Dataset entries on figures

— begin —

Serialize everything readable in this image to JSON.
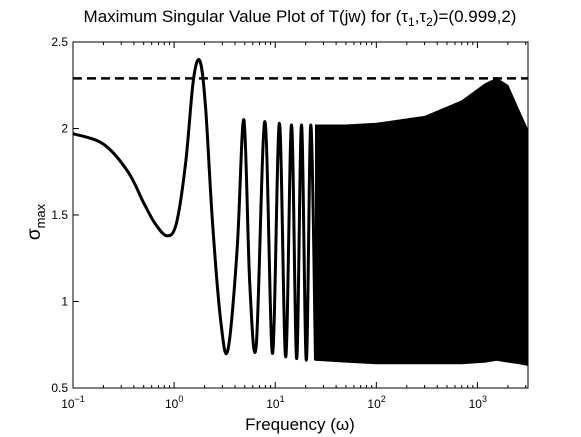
{
  "chart_data": {
    "type": "line",
    "title": "Maximum Singular Value Plot of T(jw) for (τ1,τ2)=(0.999,2)",
    "title_parts": {
      "prefix": "Maximum Singular Value Plot of T(jw) for (",
      "tau": "τ",
      "sub1": "1",
      "comma": ",",
      "sub2": "2",
      "suffix": ")=(0.999,2)"
    },
    "xlabel": "Frequency (ω)",
    "ylabel": "σ",
    "ylabel_sub": "max",
    "xscale": "log",
    "xlim": [
      0.1,
      3162
    ],
    "ylim": [
      0.5,
      2.5
    ],
    "x_ticks": [
      {
        "value": 0.1,
        "base": "10",
        "exp": "−1"
      },
      {
        "value": 1,
        "base": "10",
        "exp": "0"
      },
      {
        "value": 10,
        "base": "10",
        "exp": "1"
      },
      {
        "value": 100,
        "base": "10",
        "exp": "2"
      },
      {
        "value": 1000,
        "base": "10",
        "exp": "3"
      }
    ],
    "y_ticks": [
      "0.5",
      "1",
      "1.5",
      "2",
      "2.5"
    ],
    "grid": false,
    "series": [
      {
        "style": "solid",
        "color": "#000000",
        "x": [
          0.1,
          0.2,
          0.35,
          0.5,
          0.65,
          0.85,
          1.05,
          1.3,
          1.55,
          1.8,
          2.05,
          2.4,
          2.9,
          3.4,
          4.2,
          4.9,
          5.6,
          6.5,
          7.9,
          9.4,
          11.0,
          12.7,
          14.5,
          16.3,
          18.2,
          20.3,
          22.5,
          25.0
        ],
        "y": [
          1.97,
          1.91,
          1.75,
          1.57,
          1.45,
          1.38,
          1.45,
          1.8,
          2.28,
          2.39,
          2.12,
          1.45,
          0.88,
          0.72,
          1.3,
          2.05,
          1.1,
          0.75,
          2.04,
          0.7,
          2.03,
          0.68,
          2.02,
          0.67,
          2.02,
          0.66,
          2.02,
          0.66
        ],
        "envelope_high_freq": {
          "x": [
            25,
            50,
            100,
            300,
            700,
            1200,
            1550,
            2000,
            2600,
            3162
          ],
          "upper": [
            2.02,
            2.02,
            2.03,
            2.07,
            2.16,
            2.26,
            2.29,
            2.25,
            2.1,
            1.99
          ],
          "lower": [
            0.66,
            0.65,
            0.64,
            0.64,
            0.64,
            0.65,
            0.66,
            0.65,
            0.64,
            0.63
          ]
        }
      },
      {
        "style": "dashed",
        "color": "#000000",
        "x": [
          0.1,
          3162
        ],
        "y": [
          2.29,
          2.29
        ]
      }
    ]
  }
}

— end —

▶ _AIM_:
Restate the whole of the material word for word without the pictures.

▶ _ANSWER TO THE PROBLEM_:
Serialize everything readable in this image to JSON.
{
  "chart_data": {
    "type": "line",
    "title": "Maximum Singular Value Plot of T(jw) for (τ1,τ2)=(0.999,2)",
    "title_parts": {
      "prefix": "Maximum Singular Value Plot of T(jw) for (",
      "tau": "τ",
      "sub1": "1",
      "comma": ",",
      "sub2": "2",
      "suffix": ")=(0.999,2)"
    },
    "xlabel": "Frequency (ω)",
    "ylabel": "σ",
    "ylabel_sub": "max",
    "xscale": "log",
    "xlim": [
      0.1,
      3162
    ],
    "ylim": [
      0.5,
      2.5
    ],
    "x_ticks": [
      {
        "value": 0.1,
        "base": "10",
        "exp": "−1"
      },
      {
        "value": 1,
        "base": "10",
        "exp": "0"
      },
      {
        "value": 10,
        "base": "10",
        "exp": "1"
      },
      {
        "value": 100,
        "base": "10",
        "exp": "2"
      },
      {
        "value": 1000,
        "base": "10",
        "exp": "3"
      }
    ],
    "y_ticks": [
      "0.5",
      "1",
      "1.5",
      "2",
      "2.5"
    ],
    "grid": false,
    "series": [
      {
        "style": "solid",
        "color": "#000000",
        "x": [
          0.1,
          0.2,
          0.35,
          0.5,
          0.65,
          0.85,
          1.05,
          1.3,
          1.55,
          1.8,
          2.05,
          2.4,
          2.9,
          3.4,
          4.2,
          4.9,
          5.6,
          6.5,
          7.9,
          9.4,
          11.0,
          12.7,
          14.5,
          16.3,
          18.2,
          20.3,
          22.5,
          25.0
        ],
        "y": [
          1.97,
          1.91,
          1.75,
          1.57,
          1.45,
          1.38,
          1.45,
          1.8,
          2.28,
          2.39,
          2.12,
          1.45,
          0.88,
          0.72,
          1.3,
          2.05,
          1.1,
          0.75,
          2.04,
          0.7,
          2.03,
          0.68,
          2.02,
          0.67,
          2.02,
          0.66,
          2.02,
          0.66
        ],
        "envelope_high_freq": {
          "x": [
            25,
            50,
            100,
            300,
            700,
            1200,
            1550,
            2000,
            2600,
            3162
          ],
          "upper": [
            2.02,
            2.02,
            2.03,
            2.07,
            2.16,
            2.26,
            2.29,
            2.25,
            2.1,
            1.99
          ],
          "lower": [
            0.66,
            0.65,
            0.64,
            0.64,
            0.64,
            0.65,
            0.66,
            0.65,
            0.64,
            0.63
          ]
        }
      },
      {
        "style": "dashed",
        "color": "#000000",
        "x": [
          0.1,
          3162
        ],
        "y": [
          2.29,
          2.29
        ]
      }
    ]
  }
}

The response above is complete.